# Extracted records start

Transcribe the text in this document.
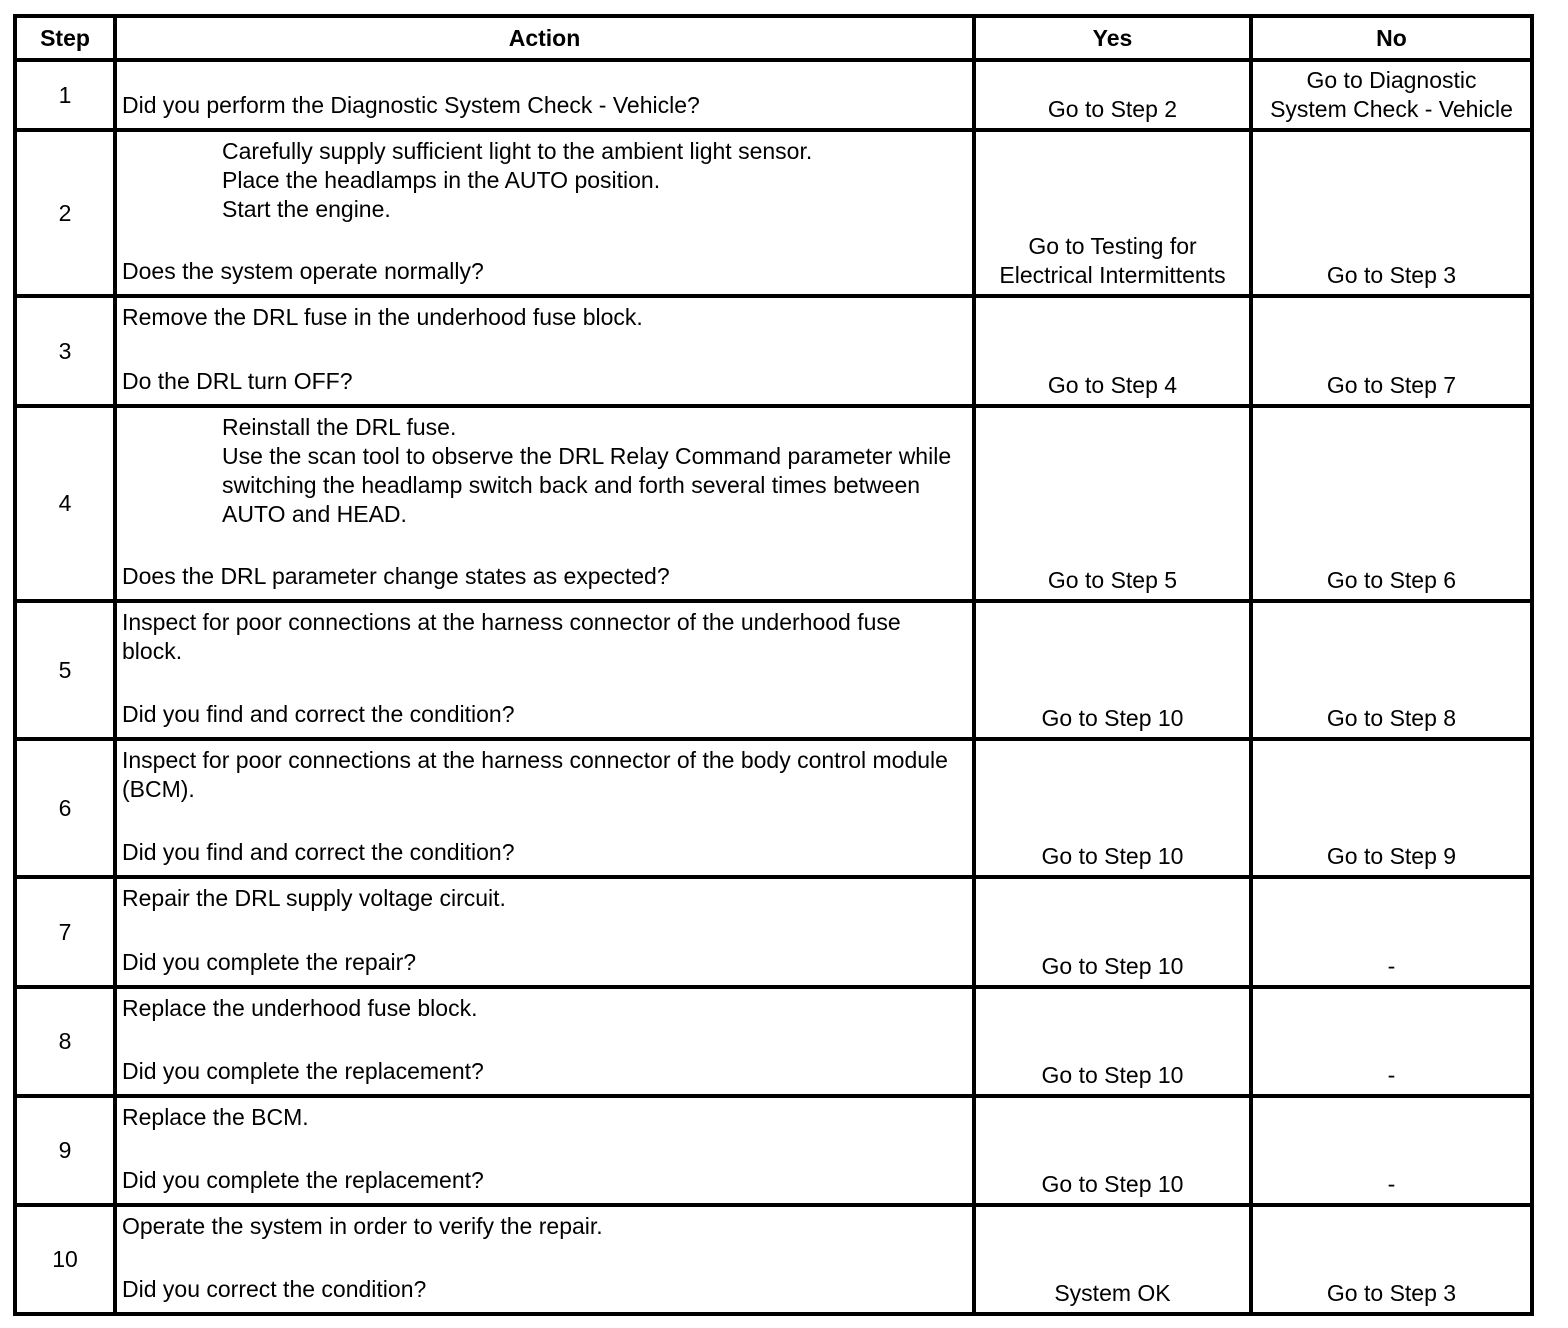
Step	Action	Yes	No
1	Did you perform the Diagnostic System Check - Vehicle?	Go to Step 2	Go to Diagnostic
System Check - Vehicle

2	Carefully supply sufficient light to the ambient light sensor.
Place the headlamps in the AUTO position.
Start the engine.
Does the system operate normally?	Go to Testing for
Electrical Intermittents	Go to Step 3

3	Remove the DRL fuse in the underhood fuse block.
Do the DRL turn OFF?	Go to Step 4	Go to Step 7

4	Reinstall the DRL fuse.
Use the scan tool to observe the DRL Relay Command parameter while switching the headlamp switch back and forth several times between AUTO and HEAD.
Does the DRL parameter change states as expected?	Go to Step 5	Go to Step 6

5	Inspect for poor connections at the harness connector of the underhood fuse block.
Did you find and correct the condition?	Go to Step 10	Go to Step 8

6	Inspect for poor connections at the harness connector of the body control module (BCM).
Did you find and correct the condition?	Go to Step 10	Go to Step 9

7	Repair the DRL supply voltage circuit.
Did you complete the repair?	Go to Step 10	-

8	Replace the underhood fuse block.
Did you complete the replacement?	Go to Step 10	-

9	Replace the BCM.
Did you complete the replacement?	Go to Step 10	-

10	Operate the system in order to verify the repair.
Did you correct the condition?	System OK	Go to Step 3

# Extracted records end

Reproduce the entries above without change, omitting all pictures.

Transcribe the text in this document.
Step	Action	Yes	No
1	Did you perform the Diagnostic System Check - Vehicle?	Go to Step 2	Go to Diagnostic
System Check - Vehicle

2	Carefully supply sufficient light to the ambient light sensor.
Place the headlamps in the AUTO position.
Start the engine.
Does the system operate normally?	Go to Testing for
Electrical Intermittents	Go to Step 3

3	Remove the DRL fuse in the underhood fuse block.
Do the DRL turn OFF?	Go to Step 4	Go to Step 7

4	Reinstall the DRL fuse.
Use the scan tool to observe the DRL Relay Command parameter while switching the headlamp switch back and forth several times between AUTO and HEAD.
Does the DRL parameter change states as expected?	Go to Step 5	Go to Step 6

5	Inspect for poor connections at the harness connector of the underhood fuse block.
Did you find and correct the condition?	Go to Step 10	Go to Step 8

6	Inspect for poor connections at the harness connector of the body control module (BCM).
Did you find and correct the condition?	Go to Step 10	Go to Step 9

7	Repair the DRL supply voltage circuit.
Did you complete the repair?	Go to Step 10	-

8	Replace the underhood fuse block.
Did you complete the replacement?	Go to Step 10	-

9	Replace the BCM.
Did you complete the replacement?	Go to Step 10	-

10	Operate the system in order to verify the repair.
Did you correct the condition?	System OK	Go to Step 3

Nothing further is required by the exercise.